START Dataset records

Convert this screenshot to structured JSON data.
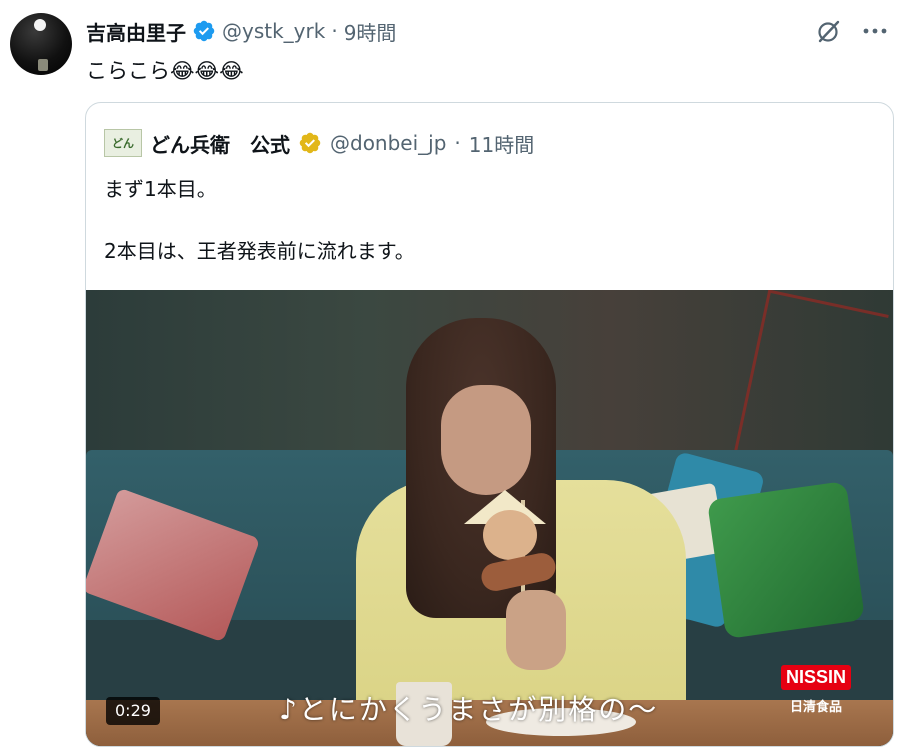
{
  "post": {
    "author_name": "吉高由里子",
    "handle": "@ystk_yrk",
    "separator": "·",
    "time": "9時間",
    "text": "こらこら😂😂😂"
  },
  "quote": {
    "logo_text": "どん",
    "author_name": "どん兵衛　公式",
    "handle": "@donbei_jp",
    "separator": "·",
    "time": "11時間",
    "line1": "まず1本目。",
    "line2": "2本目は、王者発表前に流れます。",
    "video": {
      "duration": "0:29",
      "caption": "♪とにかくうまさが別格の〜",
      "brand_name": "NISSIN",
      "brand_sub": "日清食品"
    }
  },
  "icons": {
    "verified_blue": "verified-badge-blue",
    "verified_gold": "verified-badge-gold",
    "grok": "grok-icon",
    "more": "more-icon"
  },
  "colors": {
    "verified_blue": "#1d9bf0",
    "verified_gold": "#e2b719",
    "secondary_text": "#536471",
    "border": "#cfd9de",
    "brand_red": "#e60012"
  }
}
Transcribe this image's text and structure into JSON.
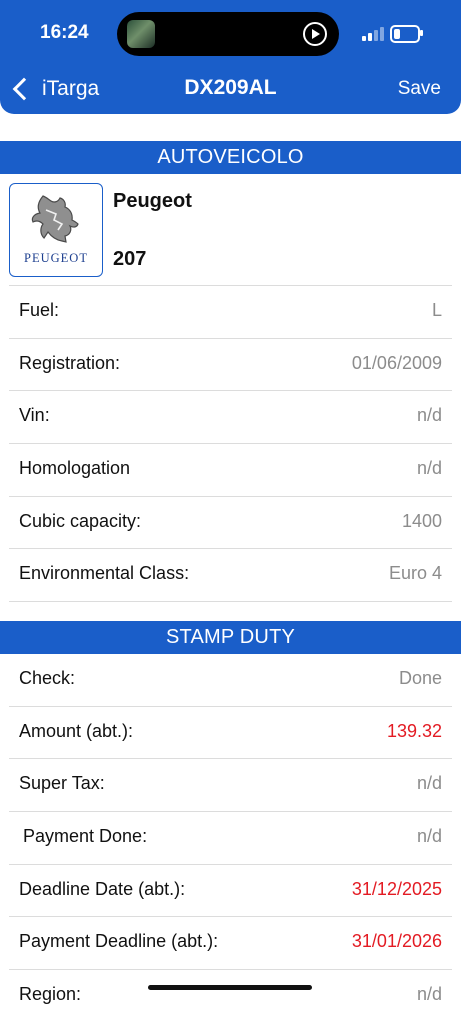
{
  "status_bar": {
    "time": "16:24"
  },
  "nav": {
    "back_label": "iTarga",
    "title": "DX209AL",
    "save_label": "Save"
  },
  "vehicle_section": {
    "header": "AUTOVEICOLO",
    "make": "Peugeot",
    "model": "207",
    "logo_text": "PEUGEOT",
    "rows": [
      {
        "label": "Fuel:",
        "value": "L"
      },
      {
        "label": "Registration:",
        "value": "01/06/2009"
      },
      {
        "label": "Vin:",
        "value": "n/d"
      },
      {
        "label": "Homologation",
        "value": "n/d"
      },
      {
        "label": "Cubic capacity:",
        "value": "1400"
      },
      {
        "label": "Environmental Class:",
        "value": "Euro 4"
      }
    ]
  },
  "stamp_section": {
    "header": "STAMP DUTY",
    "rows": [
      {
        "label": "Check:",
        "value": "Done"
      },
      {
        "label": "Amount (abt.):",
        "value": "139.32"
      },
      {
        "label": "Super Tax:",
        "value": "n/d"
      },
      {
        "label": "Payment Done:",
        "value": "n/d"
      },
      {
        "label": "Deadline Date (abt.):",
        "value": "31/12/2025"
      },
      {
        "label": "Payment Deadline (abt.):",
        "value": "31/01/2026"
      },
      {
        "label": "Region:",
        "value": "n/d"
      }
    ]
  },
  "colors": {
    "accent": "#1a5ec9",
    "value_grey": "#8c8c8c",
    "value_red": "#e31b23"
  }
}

END Dataset records

- Goal of the exercise
Write out again every line above exactly as given; the pictures do not belong in the copy.

- Result of the task
Convert this screenshot to structured JSON data.
{
  "post": {
    "author_name": "吉高由里子",
    "handle": "@ystk_yrk",
    "separator": "·",
    "time": "9時間",
    "text": "こらこら😂😂😂"
  },
  "quote": {
    "logo_text": "どん",
    "author_name": "どん兵衛　公式",
    "handle": "@donbei_jp",
    "separator": "·",
    "time": "11時間",
    "line1": "まず1本目。",
    "line2": "2本目は、王者発表前に流れます。",
    "video": {
      "duration": "0:29",
      "caption": "♪とにかくうまさが別格の〜",
      "brand_name": "NISSIN",
      "brand_sub": "日清食品"
    }
  },
  "icons": {
    "verified_blue": "verified-badge-blue",
    "verified_gold": "verified-badge-gold",
    "grok": "grok-icon",
    "more": "more-icon"
  },
  "colors": {
    "verified_blue": "#1d9bf0",
    "verified_gold": "#e2b719",
    "secondary_text": "#536471",
    "border": "#cfd9de",
    "brand_red": "#e60012"
  }
}
Transcribe this image's text and structure into JSON.
{
  "status_bar": {
    "time": "16:24"
  },
  "nav": {
    "back_label": "iTarga",
    "title": "DX209AL",
    "save_label": "Save"
  },
  "vehicle_section": {
    "header": "AUTOVEICOLO",
    "make": "Peugeot",
    "model": "207",
    "logo_text": "PEUGEOT",
    "rows": [
      {
        "label": "Fuel:",
        "value": "L"
      },
      {
        "label": "Registration:",
        "value": "01/06/2009"
      },
      {
        "label": "Vin:",
        "value": "n/d"
      },
      {
        "label": "Homologation",
        "value": "n/d"
      },
      {
        "label": "Cubic capacity:",
        "value": "1400"
      },
      {
        "label": "Environmental Class:",
        "value": "Euro 4"
      }
    ]
  },
  "stamp_section": {
    "header": "STAMP DUTY",
    "rows": [
      {
        "label": "Check:",
        "value": "Done"
      },
      {
        "label": "Amount (abt.):",
        "value": "139.32"
      },
      {
        "label": "Super Tax:",
        "value": "n/d"
      },
      {
        "label": "Payment Done:",
        "value": "n/d"
      },
      {
        "label": "Deadline Date (abt.):",
        "value": "31/12/2025"
      },
      {
        "label": "Payment Deadline (abt.):",
        "value": "31/01/2026"
      },
      {
        "label": "Region:",
        "value": "n/d"
      }
    ]
  },
  "colors": {
    "accent": "#1a5ec9",
    "value_grey": "#8c8c8c",
    "value_red": "#e31b23"
  }
}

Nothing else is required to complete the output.